___ Records supplied

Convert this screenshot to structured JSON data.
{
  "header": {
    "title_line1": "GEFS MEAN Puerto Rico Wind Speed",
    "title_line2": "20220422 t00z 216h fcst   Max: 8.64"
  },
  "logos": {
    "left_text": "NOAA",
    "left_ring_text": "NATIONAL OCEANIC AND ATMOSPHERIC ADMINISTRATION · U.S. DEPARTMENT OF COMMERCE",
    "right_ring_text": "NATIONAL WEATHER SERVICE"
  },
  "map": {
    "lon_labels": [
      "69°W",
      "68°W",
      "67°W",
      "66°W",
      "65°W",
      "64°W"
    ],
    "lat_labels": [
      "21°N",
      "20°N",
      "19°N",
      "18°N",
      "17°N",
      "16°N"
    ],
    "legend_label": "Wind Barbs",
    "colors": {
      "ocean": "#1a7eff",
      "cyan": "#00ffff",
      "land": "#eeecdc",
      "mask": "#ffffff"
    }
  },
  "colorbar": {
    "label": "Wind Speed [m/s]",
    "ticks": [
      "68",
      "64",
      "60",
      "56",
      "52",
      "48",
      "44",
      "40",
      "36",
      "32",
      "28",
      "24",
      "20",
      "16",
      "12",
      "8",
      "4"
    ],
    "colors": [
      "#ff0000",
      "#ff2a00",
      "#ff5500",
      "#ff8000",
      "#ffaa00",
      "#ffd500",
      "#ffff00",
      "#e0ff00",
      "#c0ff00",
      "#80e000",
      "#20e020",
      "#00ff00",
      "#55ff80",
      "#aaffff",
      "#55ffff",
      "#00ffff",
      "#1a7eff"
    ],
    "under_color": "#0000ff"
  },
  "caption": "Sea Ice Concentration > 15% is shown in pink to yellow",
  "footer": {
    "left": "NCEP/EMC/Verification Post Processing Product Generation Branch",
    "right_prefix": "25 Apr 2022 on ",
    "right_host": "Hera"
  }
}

______

Copy each line of the data exactly, leaving nothing out.

● Full solution:
Convert this screenshot to structured JSON data.
{
  "header": {
    "title_line1": "GEFS MEAN Puerto Rico Wind Speed",
    "title_line2": "20220422 t00z 216h fcst   Max: 8.64"
  },
  "logos": {
    "left_text": "NOAA",
    "left_ring_text": "NATIONAL OCEANIC AND ATMOSPHERIC ADMINISTRATION · U.S. DEPARTMENT OF COMMERCE",
    "right_ring_text": "NATIONAL WEATHER SERVICE"
  },
  "map": {
    "lon_labels": [
      "69°W",
      "68°W",
      "67°W",
      "66°W",
      "65°W",
      "64°W"
    ],
    "lat_labels": [
      "21°N",
      "20°N",
      "19°N",
      "18°N",
      "17°N",
      "16°N"
    ],
    "legend_label": "Wind Barbs",
    "colors": {
      "ocean": "#1a7eff",
      "cyan": "#00ffff",
      "land": "#eeecdc",
      "mask": "#ffffff"
    }
  },
  "colorbar": {
    "label": "Wind Speed [m/s]",
    "ticks": [
      "68",
      "64",
      "60",
      "56",
      "52",
      "48",
      "44",
      "40",
      "36",
      "32",
      "28",
      "24",
      "20",
      "16",
      "12",
      "8",
      "4"
    ],
    "colors": [
      "#ff0000",
      "#ff2a00",
      "#ff5500",
      "#ff8000",
      "#ffaa00",
      "#ffd500",
      "#ffff00",
      "#e0ff00",
      "#c0ff00",
      "#80e000",
      "#20e020",
      "#00ff00",
      "#55ff80",
      "#aaffff",
      "#55ffff",
      "#00ffff",
      "#1a7eff"
    ],
    "under_color": "#0000ff"
  },
  "caption": "Sea Ice Concentration > 15% is shown in pink to yellow",
  "footer": {
    "left": "NCEP/EMC/Verification Post Processing Product Generation Branch",
    "right_prefix": "25 Apr 2022 on ",
    "right_host": "Hera"
  }
}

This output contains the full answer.